### Exercise description
Copy out each line featuring the string "Quick" from the entries beneath.

### Source records
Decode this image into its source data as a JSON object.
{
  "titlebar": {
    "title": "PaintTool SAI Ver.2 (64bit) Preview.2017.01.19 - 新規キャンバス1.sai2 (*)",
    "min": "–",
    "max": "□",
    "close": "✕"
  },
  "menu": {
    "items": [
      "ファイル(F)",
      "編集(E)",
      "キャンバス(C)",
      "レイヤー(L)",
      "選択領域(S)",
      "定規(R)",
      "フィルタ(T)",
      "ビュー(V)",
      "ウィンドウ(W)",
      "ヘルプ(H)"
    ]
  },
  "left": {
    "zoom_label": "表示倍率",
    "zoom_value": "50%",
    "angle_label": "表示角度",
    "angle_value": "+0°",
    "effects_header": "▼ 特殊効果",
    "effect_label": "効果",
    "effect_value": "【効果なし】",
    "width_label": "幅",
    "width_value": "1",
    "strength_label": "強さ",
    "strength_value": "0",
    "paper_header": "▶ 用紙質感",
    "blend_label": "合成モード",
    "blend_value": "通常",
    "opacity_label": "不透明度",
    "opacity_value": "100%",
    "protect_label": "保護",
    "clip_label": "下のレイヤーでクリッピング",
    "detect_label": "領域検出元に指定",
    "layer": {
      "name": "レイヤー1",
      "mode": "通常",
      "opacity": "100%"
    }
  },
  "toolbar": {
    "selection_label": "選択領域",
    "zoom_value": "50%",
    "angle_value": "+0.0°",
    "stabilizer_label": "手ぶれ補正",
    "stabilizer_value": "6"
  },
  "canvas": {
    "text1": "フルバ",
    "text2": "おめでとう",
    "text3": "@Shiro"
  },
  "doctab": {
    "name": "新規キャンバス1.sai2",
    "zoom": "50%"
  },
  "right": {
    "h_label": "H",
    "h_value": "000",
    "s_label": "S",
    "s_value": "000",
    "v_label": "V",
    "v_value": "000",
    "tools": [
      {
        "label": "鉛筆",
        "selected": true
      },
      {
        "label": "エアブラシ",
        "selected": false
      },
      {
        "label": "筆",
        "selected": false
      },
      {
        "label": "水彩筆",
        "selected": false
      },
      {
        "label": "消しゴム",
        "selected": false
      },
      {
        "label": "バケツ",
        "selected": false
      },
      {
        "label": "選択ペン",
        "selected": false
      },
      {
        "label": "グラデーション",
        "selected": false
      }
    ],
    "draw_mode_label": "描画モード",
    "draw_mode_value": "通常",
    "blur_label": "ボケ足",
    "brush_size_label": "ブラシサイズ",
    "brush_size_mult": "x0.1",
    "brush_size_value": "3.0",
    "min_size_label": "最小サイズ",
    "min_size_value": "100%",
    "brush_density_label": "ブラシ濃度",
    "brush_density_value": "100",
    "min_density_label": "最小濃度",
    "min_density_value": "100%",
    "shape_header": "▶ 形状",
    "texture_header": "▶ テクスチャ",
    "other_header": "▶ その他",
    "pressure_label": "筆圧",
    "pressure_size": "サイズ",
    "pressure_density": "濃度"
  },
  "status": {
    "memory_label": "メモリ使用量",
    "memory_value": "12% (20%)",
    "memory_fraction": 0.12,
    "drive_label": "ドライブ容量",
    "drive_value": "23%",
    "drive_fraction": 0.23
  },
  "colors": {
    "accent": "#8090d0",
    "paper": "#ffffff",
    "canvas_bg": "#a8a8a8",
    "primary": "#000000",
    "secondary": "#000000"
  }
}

--

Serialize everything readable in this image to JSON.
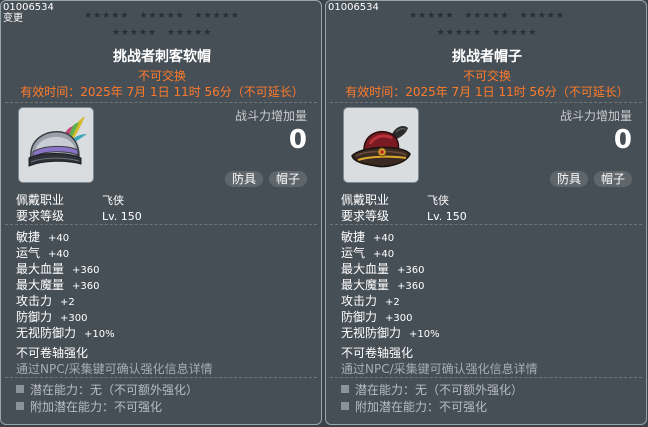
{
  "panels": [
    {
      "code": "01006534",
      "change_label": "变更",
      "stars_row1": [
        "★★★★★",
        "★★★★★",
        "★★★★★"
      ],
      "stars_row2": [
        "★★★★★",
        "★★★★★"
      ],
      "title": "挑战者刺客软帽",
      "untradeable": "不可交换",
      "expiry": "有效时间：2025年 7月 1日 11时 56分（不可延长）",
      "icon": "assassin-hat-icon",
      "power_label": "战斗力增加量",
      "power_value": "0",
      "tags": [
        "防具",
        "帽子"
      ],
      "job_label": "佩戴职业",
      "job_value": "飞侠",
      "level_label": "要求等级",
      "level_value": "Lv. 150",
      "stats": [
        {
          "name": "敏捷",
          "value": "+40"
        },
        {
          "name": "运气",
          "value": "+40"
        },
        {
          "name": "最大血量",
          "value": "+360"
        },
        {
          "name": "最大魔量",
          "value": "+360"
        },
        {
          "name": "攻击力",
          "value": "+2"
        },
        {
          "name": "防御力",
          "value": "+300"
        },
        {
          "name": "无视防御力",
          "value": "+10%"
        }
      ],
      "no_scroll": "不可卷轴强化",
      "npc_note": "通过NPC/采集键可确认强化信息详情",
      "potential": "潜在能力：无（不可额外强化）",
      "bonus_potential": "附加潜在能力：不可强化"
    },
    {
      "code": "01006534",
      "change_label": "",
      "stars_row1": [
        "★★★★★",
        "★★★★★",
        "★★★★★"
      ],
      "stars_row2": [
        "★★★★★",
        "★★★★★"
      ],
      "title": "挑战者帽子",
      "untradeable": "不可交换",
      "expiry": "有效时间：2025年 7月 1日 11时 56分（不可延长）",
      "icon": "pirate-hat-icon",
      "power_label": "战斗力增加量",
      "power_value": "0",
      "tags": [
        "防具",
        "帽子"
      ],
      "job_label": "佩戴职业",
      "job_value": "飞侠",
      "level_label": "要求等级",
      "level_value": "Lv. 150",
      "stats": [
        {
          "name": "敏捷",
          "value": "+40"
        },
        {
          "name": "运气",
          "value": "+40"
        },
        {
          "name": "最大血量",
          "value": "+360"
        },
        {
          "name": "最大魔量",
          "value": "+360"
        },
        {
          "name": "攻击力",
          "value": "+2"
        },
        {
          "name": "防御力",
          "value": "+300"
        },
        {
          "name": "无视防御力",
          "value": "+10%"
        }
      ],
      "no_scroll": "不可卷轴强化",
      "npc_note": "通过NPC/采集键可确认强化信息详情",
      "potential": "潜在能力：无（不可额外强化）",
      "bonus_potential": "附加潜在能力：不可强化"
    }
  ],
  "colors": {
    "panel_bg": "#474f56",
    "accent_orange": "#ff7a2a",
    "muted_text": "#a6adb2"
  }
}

---

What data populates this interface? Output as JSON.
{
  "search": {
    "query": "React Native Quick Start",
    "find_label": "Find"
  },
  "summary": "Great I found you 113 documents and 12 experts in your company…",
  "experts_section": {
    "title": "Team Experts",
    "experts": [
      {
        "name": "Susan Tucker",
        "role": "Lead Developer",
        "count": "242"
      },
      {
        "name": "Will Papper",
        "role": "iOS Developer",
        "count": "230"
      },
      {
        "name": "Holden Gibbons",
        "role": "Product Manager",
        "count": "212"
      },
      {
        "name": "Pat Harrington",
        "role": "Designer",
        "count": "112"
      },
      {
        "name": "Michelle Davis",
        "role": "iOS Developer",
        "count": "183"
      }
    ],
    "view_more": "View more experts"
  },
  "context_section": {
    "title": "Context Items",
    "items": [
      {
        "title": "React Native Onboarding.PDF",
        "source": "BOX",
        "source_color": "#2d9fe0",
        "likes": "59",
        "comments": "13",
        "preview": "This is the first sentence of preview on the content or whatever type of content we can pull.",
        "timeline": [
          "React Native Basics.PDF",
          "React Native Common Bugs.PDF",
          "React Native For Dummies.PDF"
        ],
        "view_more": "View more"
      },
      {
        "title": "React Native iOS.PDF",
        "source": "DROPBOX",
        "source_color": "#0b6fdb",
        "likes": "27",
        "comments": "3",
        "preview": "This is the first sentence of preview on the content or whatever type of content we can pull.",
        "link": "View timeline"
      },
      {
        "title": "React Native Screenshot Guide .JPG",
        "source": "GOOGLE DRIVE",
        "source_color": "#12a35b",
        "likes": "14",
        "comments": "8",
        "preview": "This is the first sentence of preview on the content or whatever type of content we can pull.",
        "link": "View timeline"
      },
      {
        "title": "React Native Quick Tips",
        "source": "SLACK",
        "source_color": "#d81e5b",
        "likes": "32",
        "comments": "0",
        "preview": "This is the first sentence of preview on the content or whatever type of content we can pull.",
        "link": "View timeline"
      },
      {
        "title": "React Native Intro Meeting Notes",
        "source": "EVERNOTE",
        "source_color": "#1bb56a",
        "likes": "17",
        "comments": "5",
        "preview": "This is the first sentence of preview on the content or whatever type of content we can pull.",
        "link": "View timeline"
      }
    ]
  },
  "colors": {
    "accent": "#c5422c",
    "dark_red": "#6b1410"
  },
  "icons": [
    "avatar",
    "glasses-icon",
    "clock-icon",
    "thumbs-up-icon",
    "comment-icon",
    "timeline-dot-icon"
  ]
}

### Answer to this task
    "query": "React Native Quick Start",
        "title": "React Native Quick Tips",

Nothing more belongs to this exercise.